Supplied records
--- START ---

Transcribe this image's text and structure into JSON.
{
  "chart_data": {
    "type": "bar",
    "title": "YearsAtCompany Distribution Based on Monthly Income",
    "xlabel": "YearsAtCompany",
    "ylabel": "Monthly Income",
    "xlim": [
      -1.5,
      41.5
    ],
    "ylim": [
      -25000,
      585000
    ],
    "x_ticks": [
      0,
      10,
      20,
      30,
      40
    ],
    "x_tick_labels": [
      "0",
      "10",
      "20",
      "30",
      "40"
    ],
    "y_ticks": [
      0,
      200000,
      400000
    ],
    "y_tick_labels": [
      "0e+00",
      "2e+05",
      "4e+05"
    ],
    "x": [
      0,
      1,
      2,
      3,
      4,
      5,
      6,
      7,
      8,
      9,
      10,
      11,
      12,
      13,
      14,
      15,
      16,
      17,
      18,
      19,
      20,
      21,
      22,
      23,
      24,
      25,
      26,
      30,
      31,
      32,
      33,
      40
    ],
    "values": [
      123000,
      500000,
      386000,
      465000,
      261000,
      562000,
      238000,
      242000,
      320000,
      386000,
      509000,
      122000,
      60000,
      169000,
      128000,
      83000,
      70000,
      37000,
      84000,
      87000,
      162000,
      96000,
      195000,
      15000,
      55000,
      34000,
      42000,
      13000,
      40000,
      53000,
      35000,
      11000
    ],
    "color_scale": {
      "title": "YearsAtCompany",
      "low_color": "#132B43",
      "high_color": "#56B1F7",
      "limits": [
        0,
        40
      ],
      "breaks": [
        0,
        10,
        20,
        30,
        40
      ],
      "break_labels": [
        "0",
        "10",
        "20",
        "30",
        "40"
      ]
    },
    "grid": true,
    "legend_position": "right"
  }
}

--- END ---

Given exercise
Identify and copy lines that hold the string "Monthly".

Exercise solution
    "title": "YearsAtCompany Distribution Based on Monthly Income",
    "ylabel": "Monthly Income",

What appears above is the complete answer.